_Directions for this task_
Copy each line of the listing below exactly.

═════ Data in this exercise

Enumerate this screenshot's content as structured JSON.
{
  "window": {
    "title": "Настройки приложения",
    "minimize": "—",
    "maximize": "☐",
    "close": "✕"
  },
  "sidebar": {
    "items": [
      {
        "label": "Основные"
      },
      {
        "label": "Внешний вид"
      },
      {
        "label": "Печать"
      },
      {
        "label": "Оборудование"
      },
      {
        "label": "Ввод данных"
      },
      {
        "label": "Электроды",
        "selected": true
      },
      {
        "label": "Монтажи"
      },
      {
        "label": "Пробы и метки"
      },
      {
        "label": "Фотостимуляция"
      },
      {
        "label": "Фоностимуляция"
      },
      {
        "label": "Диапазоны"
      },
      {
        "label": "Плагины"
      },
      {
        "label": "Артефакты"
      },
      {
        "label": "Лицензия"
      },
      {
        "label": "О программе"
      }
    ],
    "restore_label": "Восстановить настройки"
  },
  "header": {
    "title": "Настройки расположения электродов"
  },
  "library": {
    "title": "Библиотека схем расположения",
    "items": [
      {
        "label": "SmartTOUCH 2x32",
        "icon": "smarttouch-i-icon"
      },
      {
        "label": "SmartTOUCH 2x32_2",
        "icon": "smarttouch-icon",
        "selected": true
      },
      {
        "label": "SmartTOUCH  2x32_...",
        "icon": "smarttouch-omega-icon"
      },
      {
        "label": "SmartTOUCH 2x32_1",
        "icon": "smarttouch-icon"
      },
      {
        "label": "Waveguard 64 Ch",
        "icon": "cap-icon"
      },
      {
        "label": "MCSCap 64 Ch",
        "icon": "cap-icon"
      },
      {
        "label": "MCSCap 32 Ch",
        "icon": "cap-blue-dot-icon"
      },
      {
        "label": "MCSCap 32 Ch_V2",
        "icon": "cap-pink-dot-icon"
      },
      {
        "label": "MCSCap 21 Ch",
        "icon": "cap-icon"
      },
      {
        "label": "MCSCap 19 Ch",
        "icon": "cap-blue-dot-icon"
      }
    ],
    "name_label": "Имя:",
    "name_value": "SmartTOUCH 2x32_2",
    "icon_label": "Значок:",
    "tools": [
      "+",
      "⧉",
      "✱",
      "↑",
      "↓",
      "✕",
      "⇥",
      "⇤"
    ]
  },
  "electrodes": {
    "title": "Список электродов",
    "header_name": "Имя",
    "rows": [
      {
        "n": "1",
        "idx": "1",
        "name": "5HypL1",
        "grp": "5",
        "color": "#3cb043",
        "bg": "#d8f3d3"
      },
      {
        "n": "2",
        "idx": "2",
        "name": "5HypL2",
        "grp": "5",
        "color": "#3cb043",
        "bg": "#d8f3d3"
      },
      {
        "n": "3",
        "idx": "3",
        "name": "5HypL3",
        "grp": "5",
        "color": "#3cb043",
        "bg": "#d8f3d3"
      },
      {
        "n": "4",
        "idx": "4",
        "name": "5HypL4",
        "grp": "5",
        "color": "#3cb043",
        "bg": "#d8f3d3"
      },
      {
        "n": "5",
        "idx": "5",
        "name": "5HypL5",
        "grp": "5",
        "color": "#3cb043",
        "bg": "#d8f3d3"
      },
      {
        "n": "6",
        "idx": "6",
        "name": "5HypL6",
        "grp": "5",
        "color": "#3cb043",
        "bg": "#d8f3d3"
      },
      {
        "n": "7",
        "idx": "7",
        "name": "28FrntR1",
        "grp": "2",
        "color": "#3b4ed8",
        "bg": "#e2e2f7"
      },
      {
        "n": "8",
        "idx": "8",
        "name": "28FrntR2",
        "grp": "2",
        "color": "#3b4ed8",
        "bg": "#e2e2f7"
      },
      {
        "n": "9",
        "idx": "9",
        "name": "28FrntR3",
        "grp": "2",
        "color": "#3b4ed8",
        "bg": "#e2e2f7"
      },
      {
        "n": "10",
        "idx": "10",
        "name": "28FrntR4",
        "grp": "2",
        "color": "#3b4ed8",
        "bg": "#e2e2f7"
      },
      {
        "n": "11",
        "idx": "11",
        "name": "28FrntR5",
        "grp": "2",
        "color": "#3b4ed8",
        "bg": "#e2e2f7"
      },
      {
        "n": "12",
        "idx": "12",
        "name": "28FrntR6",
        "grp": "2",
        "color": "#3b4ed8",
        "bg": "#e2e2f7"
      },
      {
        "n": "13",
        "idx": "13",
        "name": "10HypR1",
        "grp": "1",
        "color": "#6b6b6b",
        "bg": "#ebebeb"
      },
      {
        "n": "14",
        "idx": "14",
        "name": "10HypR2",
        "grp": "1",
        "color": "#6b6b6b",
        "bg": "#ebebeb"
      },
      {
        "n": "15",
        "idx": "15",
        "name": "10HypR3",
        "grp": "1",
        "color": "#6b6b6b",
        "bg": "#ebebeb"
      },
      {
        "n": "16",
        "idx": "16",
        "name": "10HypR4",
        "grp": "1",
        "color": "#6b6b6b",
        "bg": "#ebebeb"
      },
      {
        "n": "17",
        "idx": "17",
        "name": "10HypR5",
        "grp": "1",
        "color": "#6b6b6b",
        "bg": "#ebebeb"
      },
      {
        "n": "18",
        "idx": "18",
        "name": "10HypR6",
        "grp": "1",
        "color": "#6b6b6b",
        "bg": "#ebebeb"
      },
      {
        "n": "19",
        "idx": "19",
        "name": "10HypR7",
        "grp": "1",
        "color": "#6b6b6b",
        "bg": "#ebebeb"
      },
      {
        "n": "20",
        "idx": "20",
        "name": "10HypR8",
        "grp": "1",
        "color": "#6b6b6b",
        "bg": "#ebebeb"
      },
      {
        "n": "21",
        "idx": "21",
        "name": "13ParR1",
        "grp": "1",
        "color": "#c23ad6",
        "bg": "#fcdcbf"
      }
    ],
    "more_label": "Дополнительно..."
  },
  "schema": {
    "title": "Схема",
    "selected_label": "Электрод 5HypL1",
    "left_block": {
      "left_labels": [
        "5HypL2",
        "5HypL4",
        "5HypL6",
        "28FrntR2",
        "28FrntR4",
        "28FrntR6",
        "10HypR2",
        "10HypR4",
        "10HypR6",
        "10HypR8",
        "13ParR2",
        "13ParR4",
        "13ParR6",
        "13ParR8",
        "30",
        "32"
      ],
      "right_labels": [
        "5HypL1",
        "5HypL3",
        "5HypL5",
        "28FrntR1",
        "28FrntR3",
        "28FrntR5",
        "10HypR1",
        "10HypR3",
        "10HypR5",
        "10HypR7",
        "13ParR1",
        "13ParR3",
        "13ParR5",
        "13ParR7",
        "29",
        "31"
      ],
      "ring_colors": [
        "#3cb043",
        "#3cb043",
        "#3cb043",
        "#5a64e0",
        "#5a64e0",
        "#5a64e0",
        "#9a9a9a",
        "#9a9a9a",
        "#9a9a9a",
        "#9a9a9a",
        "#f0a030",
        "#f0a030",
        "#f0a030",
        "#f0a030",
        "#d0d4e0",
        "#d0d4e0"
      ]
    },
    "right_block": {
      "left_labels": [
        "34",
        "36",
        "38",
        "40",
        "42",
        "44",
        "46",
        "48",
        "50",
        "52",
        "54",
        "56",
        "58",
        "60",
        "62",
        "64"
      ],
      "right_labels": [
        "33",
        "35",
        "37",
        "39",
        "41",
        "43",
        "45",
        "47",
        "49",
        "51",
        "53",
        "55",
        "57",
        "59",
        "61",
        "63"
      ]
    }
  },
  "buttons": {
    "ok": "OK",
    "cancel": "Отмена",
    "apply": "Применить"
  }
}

══════════

_Result for this exercise_
Enumerate this screenshot's content as structured JSON.
{
  "window": {
    "title": "Настройки приложения",
    "minimize": "—",
    "maximize": "☐",
    "close": "✕"
  },
  "sidebar": {
    "items": [
      {
        "label": "Основные"
      },
      {
        "label": "Внешний вид"
      },
      {
        "label": "Печать"
      },
      {
        "label": "Оборудование"
      },
      {
        "label": "Ввод данных"
      },
      {
        "label": "Электроды",
        "selected": true
      },
      {
        "label": "Монтажи"
      },
      {
        "label": "Пробы и метки"
      },
      {
        "label": "Фотостимуляция"
      },
      {
        "label": "Фоностимуляция"
      },
      {
        "label": "Диапазоны"
      },
      {
        "label": "Плагины"
      },
      {
        "label": "Артефакты"
      },
      {
        "label": "Лицензия"
      },
      {
        "label": "О программе"
      }
    ],
    "restore_label": "Восстановить настройки"
  },
  "header": {
    "title": "Настройки расположения электродов"
  },
  "library": {
    "title": "Библиотека схем расположения",
    "items": [
      {
        "label": "SmartTOUCH 2x32",
        "icon": "smarttouch-i-icon"
      },
      {
        "label": "SmartTOUCH 2x32_2",
        "icon": "smarttouch-icon",
        "selected": true
      },
      {
        "label": "SmartTOUCH  2x32_...",
        "icon": "smarttouch-omega-icon"
      },
      {
        "label": "SmartTOUCH 2x32_1",
        "icon": "smarttouch-icon"
      },
      {
        "label": "Waveguard 64 Ch",
        "icon": "cap-icon"
      },
      {
        "label": "MCSCap 64 Ch",
        "icon": "cap-icon"
      },
      {
        "label": "MCSCap 32 Ch",
        "icon": "cap-blue-dot-icon"
      },
      {
        "label": "MCSCap 32 Ch_V2",
        "icon": "cap-pink-dot-icon"
      },
      {
        "label": "MCSCap 21 Ch",
        "icon": "cap-icon"
      },
      {
        "label": "MCSCap 19 Ch",
        "icon": "cap-blue-dot-icon"
      }
    ],
    "name_label": "Имя:",
    "name_value": "SmartTOUCH 2x32_2",
    "icon_label": "Значок:",
    "tools": [
      "+",
      "⧉",
      "✱",
      "↑",
      "↓",
      "✕",
      "⇥",
      "⇤"
    ]
  },
  "electrodes": {
    "title": "Список электродов",
    "header_name": "Имя",
    "rows": [
      {
        "n": "1",
        "idx": "1",
        "name": "5HypL1",
        "grp": "5",
        "color": "#3cb043",
        "bg": "#d8f3d3"
      },
      {
        "n": "2",
        "idx": "2",
        "name": "5HypL2",
        "grp": "5",
        "color": "#3cb043",
        "bg": "#d8f3d3"
      },
      {
        "n": "3",
        "idx": "3",
        "name": "5HypL3",
        "grp": "5",
        "color": "#3cb043",
        "bg": "#d8f3d3"
      },
      {
        "n": "4",
        "idx": "4",
        "name": "5HypL4",
        "grp": "5",
        "color": "#3cb043",
        "bg": "#d8f3d3"
      },
      {
        "n": "5",
        "idx": "5",
        "name": "5HypL5",
        "grp": "5",
        "color": "#3cb043",
        "bg": "#d8f3d3"
      },
      {
        "n": "6",
        "idx": "6",
        "name": "5HypL6",
        "grp": "5",
        "color": "#3cb043",
        "bg": "#d8f3d3"
      },
      {
        "n": "7",
        "idx": "7",
        "name": "28FrntR1",
        "grp": "2",
        "color": "#3b4ed8",
        "bg": "#e2e2f7"
      },
      {
        "n": "8",
        "idx": "8",
        "name": "28FrntR2",
        "grp": "2",
        "color": "#3b4ed8",
        "bg": "#e2e2f7"
      },
      {
        "n": "9",
        "idx": "9",
        "name": "28FrntR3",
        "grp": "2",
        "color": "#3b4ed8",
        "bg": "#e2e2f7"
      },
      {
        "n": "10",
        "idx": "10",
        "name": "28FrntR4",
        "grp": "2",
        "color": "#3b4ed8",
        "bg": "#e2e2f7"
      },
      {
        "n": "11",
        "idx": "11",
        "name": "28FrntR5",
        "grp": "2",
        "color": "#3b4ed8",
        "bg": "#e2e2f7"
      },
      {
        "n": "12",
        "idx": "12",
        "name": "28FrntR6",
        "grp": "2",
        "color": "#3b4ed8",
        "bg": "#e2e2f7"
      },
      {
        "n": "13",
        "idx": "13",
        "name": "10HypR1",
        "grp": "1",
        "color": "#6b6b6b",
        "bg": "#ebebeb"
      },
      {
        "n": "14",
        "idx": "14",
        "name": "10HypR2",
        "grp": "1",
        "color": "#6b6b6b",
        "bg": "#ebebeb"
      },
      {
        "n": "15",
        "idx": "15",
        "name": "10HypR3",
        "grp": "1",
        "color": "#6b6b6b",
        "bg": "#ebebeb"
      },
      {
        "n": "16",
        "idx": "16",
        "name": "10HypR4",
        "grp": "1",
        "color": "#6b6b6b",
        "bg": "#ebebeb"
      },
      {
        "n": "17",
        "idx": "17",
        "name": "10HypR5",
        "grp": "1",
        "color": "#6b6b6b",
        "bg": "#ebebeb"
      },
      {
        "n": "18",
        "idx": "18",
        "name": "10HypR6",
        "grp": "1",
        "color": "#6b6b6b",
        "bg": "#ebebeb"
      },
      {
        "n": "19",
        "idx": "19",
        "name": "10HypR7",
        "grp": "1",
        "color": "#6b6b6b",
        "bg": "#ebebeb"
      },
      {
        "n": "20",
        "idx": "20",
        "name": "10HypR8",
        "grp": "1",
        "color": "#6b6b6b",
        "bg": "#ebebeb"
      },
      {
        "n": "21",
        "idx": "21",
        "name": "13ParR1",
        "grp": "1",
        "color": "#c23ad6",
        "bg": "#fcdcbf"
      }
    ],
    "more_label": "Дополнительно..."
  },
  "schema": {
    "title": "Схема",
    "selected_label": "Электрод 5HypL1",
    "left_block": {
      "left_labels": [
        "5HypL2",
        "5HypL4",
        "5HypL6",
        "28FrntR2",
        "28FrntR4",
        "28FrntR6",
        "10HypR2",
        "10HypR4",
        "10HypR6",
        "10HypR8",
        "13ParR2",
        "13ParR4",
        "13ParR6",
        "13ParR8",
        "30",
        "32"
      ],
      "right_labels": [
        "5HypL1",
        "5HypL3",
        "5HypL5",
        "28FrntR1",
        "28FrntR3",
        "28FrntR5",
        "10HypR1",
        "10HypR3",
        "10HypR5",
        "10HypR7",
        "13ParR1",
        "13ParR3",
        "13ParR5",
        "13ParR7",
        "29",
        "31"
      ],
      "ring_colors": [
        "#3cb043",
        "#3cb043",
        "#3cb043",
        "#5a64e0",
        "#5a64e0",
        "#5a64e0",
        "#9a9a9a",
        "#9a9a9a",
        "#9a9a9a",
        "#9a9a9a",
        "#f0a030",
        "#f0a030",
        "#f0a030",
        "#f0a030",
        "#d0d4e0",
        "#d0d4e0"
      ]
    },
    "right_block": {
      "left_labels": [
        "34",
        "36",
        "38",
        "40",
        "42",
        "44",
        "46",
        "48",
        "50",
        "52",
        "54",
        "56",
        "58",
        "60",
        "62",
        "64"
      ],
      "right_labels": [
        "33",
        "35",
        "37",
        "39",
        "41",
        "43",
        "45",
        "47",
        "49",
        "51",
        "53",
        "55",
        "57",
        "59",
        "61",
        "63"
      ]
    }
  },
  "buttons": {
    "ok": "OK",
    "cancel": "Отмена",
    "apply": "Применить"
  }
}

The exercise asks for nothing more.